◆ REQUEST ◆
Among the entries, which lines carry the string "færdige"? Copy each of them.

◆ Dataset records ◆
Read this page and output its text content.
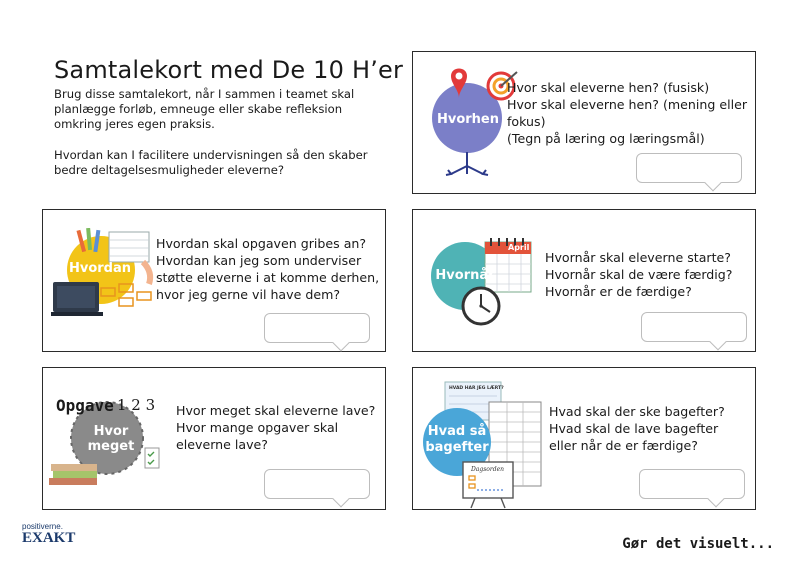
Samtalekort med De 10 H’er

Brug disse samtalekort, når I sammen i teamet skal planlægge forløb, emneuge eller skabe refleksion omkring jeres egen praksis.

Hvordan kan I facilitere undervisningen så den skaber bedre deltagelsesmuligheder eleverne?

Hvorhen
Hvor skal eleverne hen? (fusisk)
Hvor skal eleverne hen? (mening eller
fokus)
(Tegn på læring og læringsmål)
Hvordan
Hvordan skal opgaven gribes an?
Hvordan kan jeg som underviser
støtte eleverne i at komme derhen,
hvor jeg gerne vil have dem?
April
Hvornår
Hvornår skal eleverne starte?
Hvornår skal de være færdig?
Hvornår er de færdige?
Opgave 1 2 3
Hvor
meget
Hvor meget skal eleverne lave?
Hvor mange opgaver skal
eleverne lave?
HVAD HAR JEG LÆRT?
Dagsorden
Hvad så
bagefter
Hvad skal der ske bagefter?
Hvad skal de lave bagefter
eller når de er færdige?
positiverne.
EXAKT	Gør det visuelt...
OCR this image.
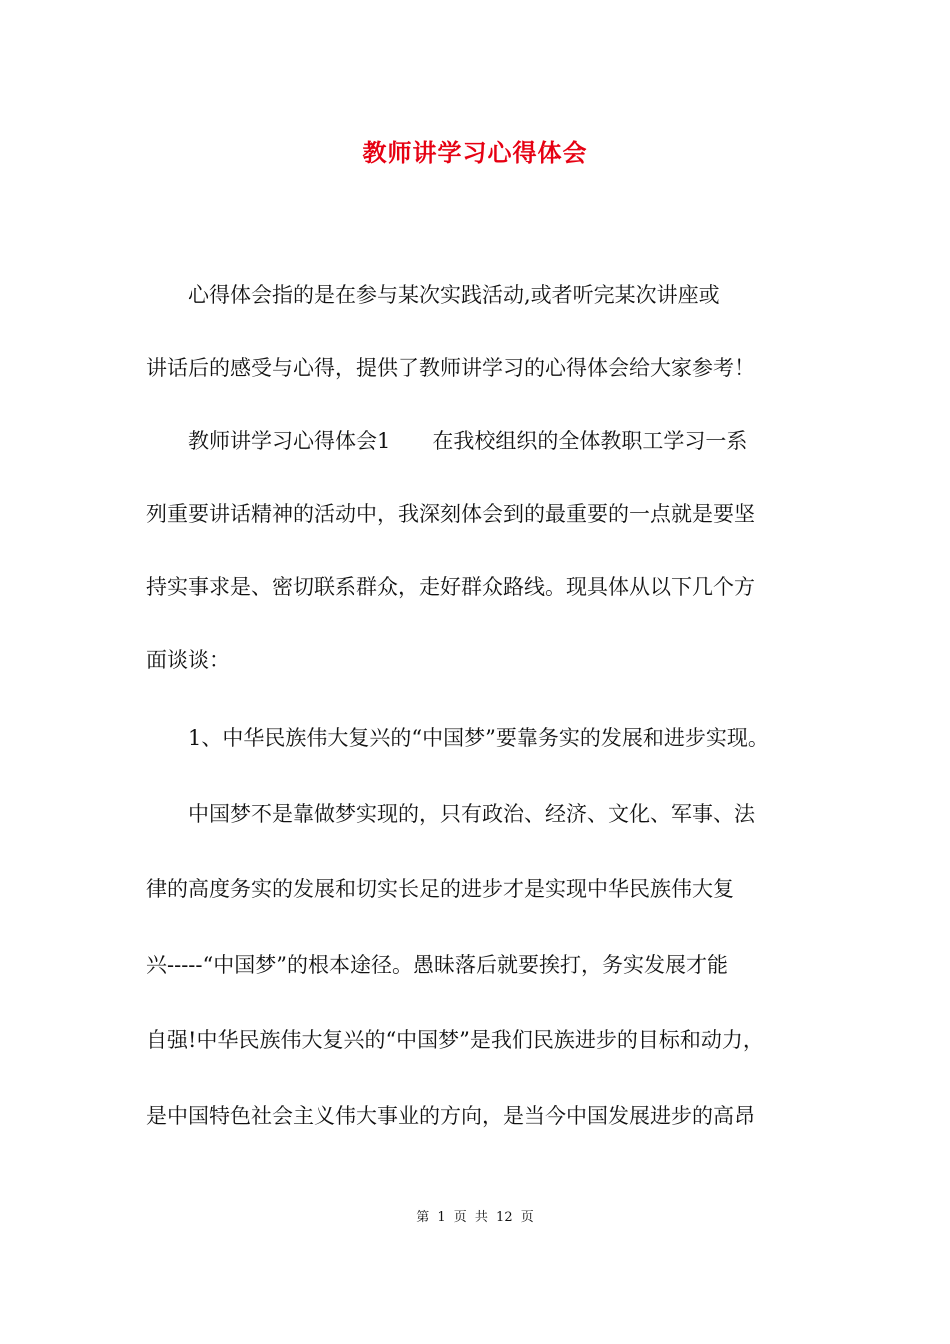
教师讲学习心得体会

　　心得体会指的是在参与某次实践活动,或者听完某次讲座或

讲话后的感受与心得，提供了教师讲学习的心得体会给大家参考！

　　教师讲学习心得体会1　　在我校组织的全体教职工学习一系

列重要讲话精神的活动中，我深刻体会到的最重要的一点就是要坚

持实事求是、密切联系群众，走好群众路线。现具体从以下几个方

面谈谈：

　　1、中华民族伟大复兴的“中国梦”要靠务实的发展和进步实现。

　　中国梦不是靠做梦实现的，只有政治、经济、文化、军事、法

律的高度务实的发展和切实长足的进步才是实现中华民族伟大复

兴-----“中国梦”的根本途径。愚昧落后就要挨打，务实发展才能

自强!中华民族伟大复兴的“中国梦”是我们民族进步的目标和动力，

是中国特色社会主义伟大事业的方向，是当今中国发展进步的高昂

第 1 页 共 12 页
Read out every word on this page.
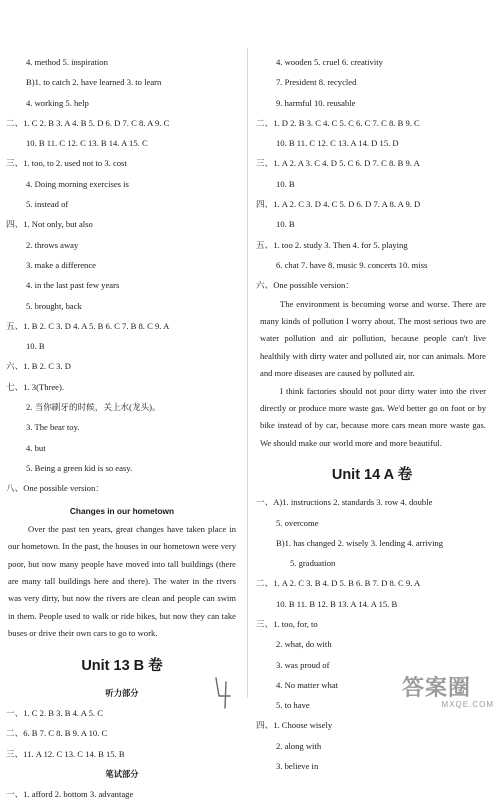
4. method 5. inspiration
B)1. to catch 2. have learned 3. to learn
4. working 5. help
二、1. C 2. B 3. A 4. B 5. D 6. D 7. C 8. A 9. C
10. B 11. C 12. C 13. B 14. A 15. C
三、1. too, to 2. used not to 3. cost
4. Doing morning exercises is
5. instead of
四、1. Not only, but also
2. throws away
3. make a difference
4. in the last past few years
5. brought, back
五、1. B 2. C 3. D 4. A 5. B 6. C 7. B 8. C 9. A
10. B
六、1. B 2. C 3. D
七、1. 3(Three).
2. 当你刷牙的时候，关上水(龙头)。
3. The bear toy.
4. but
5. Being a green kid is so easy.
八、One possible version：
Changes in our hometown
Over the past ten years, great changes have taken place in our hometown. In the past, the houses in our hometown were very poor, but now many people have moved into tall buildings (there are many tall buildings here and there). The water in the rivers was very dirty, but now the rivers are clean and people can swim in them. People used to walk or ride bikes, but now they can take buses or drive their own cars to go to work.
Unit 13 B 卷
听力部分
一、1. C 2. B 3. B 4. A 5. C
二、6. B 7. C 8. B 9. A 10. C
三、11. A 12. C 13. C 14. B 15. B
笔试部分
一、1. afford 2. bottom 3. advantage
4. wooden 5. cruel 6. creativity
7. President 8. recycled
9. harmful 10. reusable
二、1. D 2. B 3. C 4. C 5. C 6. C 7. C 8. B 9. C
10. B 11. C 12. C 13. A 14. D 15. D
三、1. A 2. A 3. C 4. D 5. C 6. D 7. C 8. B 9. A
10. B
四、1. A 2. C 3. D 4. C 5. D 6. D 7. A 8. A 9. D
10. B
五、1. too 2. study 3. Then 4. for 5. playing
6. chat 7. have 8. music 9. concerts 10. miss
六、One possible version：
The environment is becoming worse and worse. There are many kinds of pollution I worry about. The most serious two are water pollution and air pollution, because people can't live healthily with dirty water and polluted air, nor can animals. More and more diseases are caused by polluted air.
I think factories should not pour dirty water into the river directly or produce more waste gas. We'd better go on foot or by bike instead of by car, because more cars mean more waste gas. We should make our world more and more beautiful.
Unit 14 A 卷
一、A)1. instructions 2. standards 3. row 4. double
5. overcome
B)1. has changed 2. wisely 3. lending 4. arriving
5. graduation
二、1. A 2. C 3. B 4. D 5. B 6. B 7. D 8. C 9. A
10. B 11. B 12. B 13. A 14. A 15. B
三、1. too, for, to
2. what, do with
3. was proud of
4. No matter what
5. to have
四、1. Choose wisely
2. along with
3. believe in
答案圈
MXQE.COM
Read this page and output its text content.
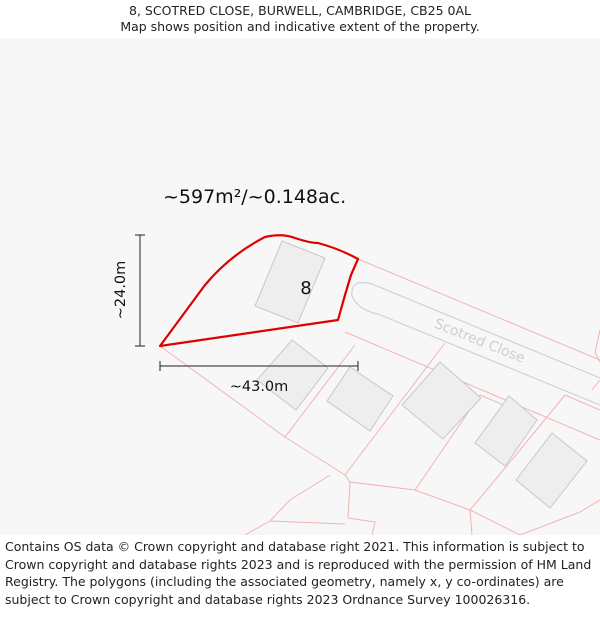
8, SCOTRED CLOSE, BURWELL, CAMBRIDGE, CB25 0AL
Map shows position and indicative extent of the property.
~597m²/~0.148ac.
8
Scotred Close
~24.0m
~43.0m
Contains OS data © Crown copyright and database right 2021. This information is subject to Crown copyright and database rights 2023 and is reproduced with the permission of HM Land Registry. The polygons (including the associated geometry, namely x, y co-ordinates) are subject to Crown copyright and database rights 2023 Ordnance Survey 100026316.
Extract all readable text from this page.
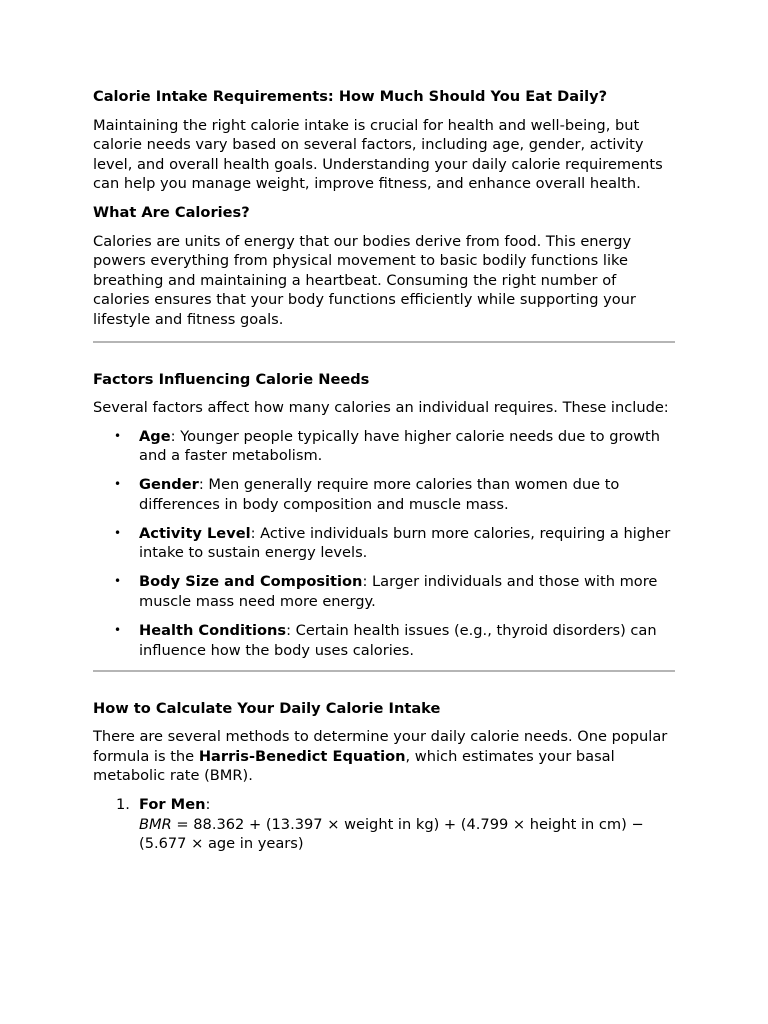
Calorie Intake Requirements: How Much Should You Eat Daily?

Maintaining the right calorie intake is crucial for health and well-being, but calorie needs vary based on several factors, including age, gender, activity level, and overall health goals. Understanding your daily calorie requirements can help you manage weight, improve fitness, and enhance overall health.

What Are Calories?

Calories are units of energy that our bodies derive from food. This energy powers everything from physical movement to basic bodily functions like breathing and maintaining a heartbeat. Consuming the right number of calories ensures that your body functions efficiently while supporting your lifestyle and fitness goals.

Factors Influencing Calorie Needs

Several factors affect how many calories an individual requires. These include:

• Age: Younger people typically have higher calorie needs due to growth and a faster metabolism.
• Gender: Men generally require more calories than women due to differences in body composition and muscle mass.
• Activity Level: Active individuals burn more calories, requiring a higher intake to sustain energy levels.
• Body Size and Composition: Larger individuals and those with more muscle mass need more energy.
• Health Conditions: Certain health issues (e.g., thyroid disorders) can influence how the body uses calories.
How to Calculate Your Daily Calorie Intake

There are several methods to determine your daily calorie needs. One popular formula is the Harris-Benedict Equation, which estimates your basal metabolic rate (BMR).

1. For Men:
BMR = 88.362 + (13.397 × weight in kg) + (4.799 × height in cm) − (5.677 × age in years)
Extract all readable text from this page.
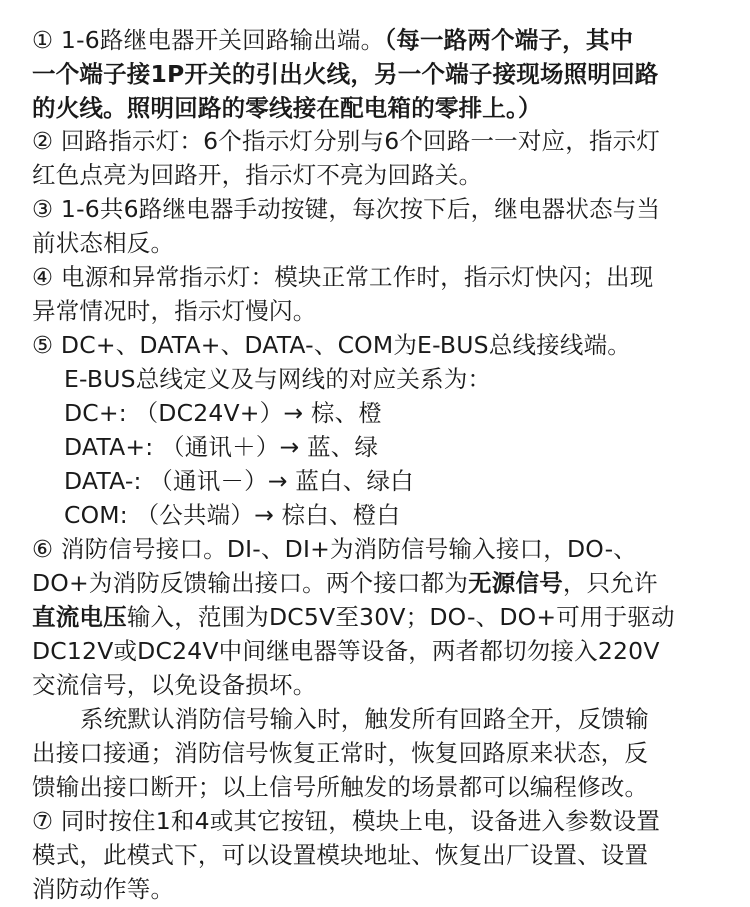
① 1-6路继电器开关回路输出端。（每一路两个端子，其中
一个端子接1P开关的引出火线，另一个端子接现场照明回路
的火线。照明回路的零线接在配电箱的零排上。）
② 回路指示灯：6个指示灯分别与6个回路一一对应，指示灯
红色点亮为回路开，指示灯不亮为回路关。
③ 1-6共6路继电器手动按键，每次按下后，继电器状态与当
前状态相反。
④ 电源和异常指示灯：模块正常工作时，指示灯快闪；出现
异常情况时，指示灯慢闪。
⑤ DC+、DATA+、DATA-、COM为E-BUS总线接线端。
E-BUS总线定义及与网线的对应关系为：
DC+: （DC24V+）→ 棕、橙
DATA+: （通讯＋）→ 蓝、绿
DATA-: （通讯－）→ 蓝白、绿白
COM: （公共端）→ 棕白、橙白
⑥ 消防信号接口。DI-、DI+为消防信号输入接口，DO-、
DO+为消防反馈输出接口。两个接口都为无源信号，只允许
直流电压输入，范围为DC5V至30V；DO-、DO+可用于驱动
DC12V或DC24V中间继电器等设备，两者都切勿接入220V
交流信号，以免设备损坏。
系统默认消防信号输入时，触发所有回路全开，反馈输
出接口接通；消防信号恢复正常时，恢复回路原来状态，反
馈输出接口断开；以上信号所触发的场景都可以编程修改。
⑦ 同时按住1和4或其它按钮，模块上电，设备进入参数设置
模式，此模式下，可以设置模块地址、恢复出厂设置、设置
消防动作等。
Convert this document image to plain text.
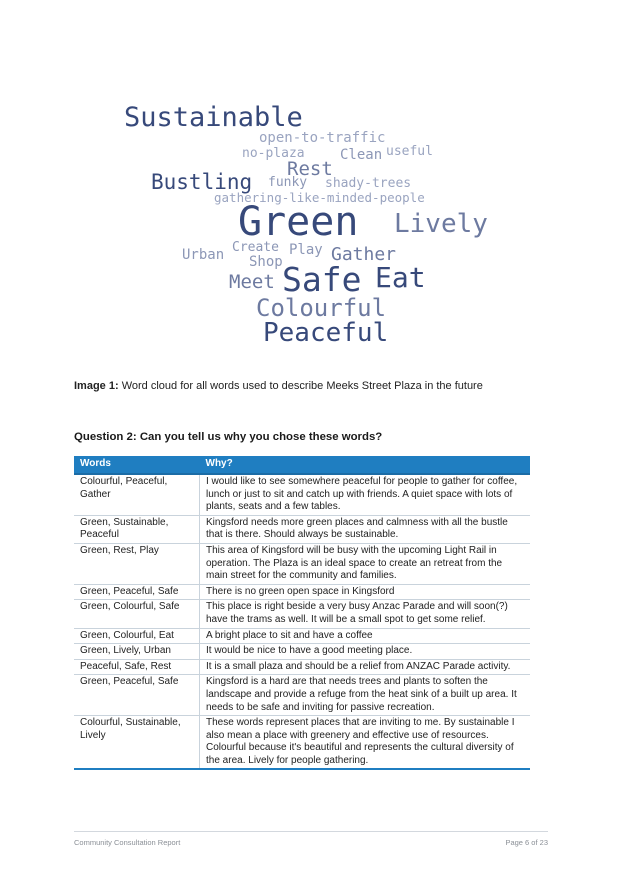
Sustainable
open-to-traffic
no-plaza	Clean useful
Rest
Bustling funky shady-trees
gathering-like-minded-people
Green Lively
Urban Create Play Gather
Shop
Meet Safe Eat
Colourful
Peaceful
Image 1: Word cloud for all words used to describe Meeks Street Plaza in the future
Question 2: Can you tell us why you chose these words?
Words	Why?
Colourful, Peaceful, Gather	I would like to see somewhere peaceful for people to gather for coffee, lunch or just to sit and catch up with friends. A quiet space with lots of plants, seats and a few tables.
Green, Sustainable, Peaceful	Kingsford needs more green places and calmness with all the bustle that is there. Should always be sustainable.
Green, Rest, Play	This area of Kingsford will be busy with the upcoming Light Rail in operation. The Plaza is an ideal space to create an retreat from the main street for the community and families.
Green, Peaceful, Safe	There is no green open space in Kingsford
Green, Colourful, Safe	This place is right beside a very busy Anzac Parade and will soon(?) have the trams as well. It will be a small spot to get some relief.
Green, Colourful, Eat	A bright place to sit and have a coffee
Green, Lively, Urban	It would be nice to have a good meeting place.
Peaceful, Safe, Rest	It is a small plaza and should be a relief from ANZAC Parade activity.
Green, Peaceful, Safe	Kingsford is a hard are that needs trees and plants to soften the landscape and provide a refuge from the heat sink of a built up area. It needs to be safe and inviting for passive recreation.
Colourful, Sustainable, Lively	These words represent places that are inviting to me. By sustainable I also mean a place with greenery and effective use of resources. Colourful because it's beautiful and represents the cultural diversity of the area. Lively for people gathering.
Community Consultation Report	Page 6 of 23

◆ CORRECT RESPONSE ◆
Hvornår er de færdige?
eller når de er færdige?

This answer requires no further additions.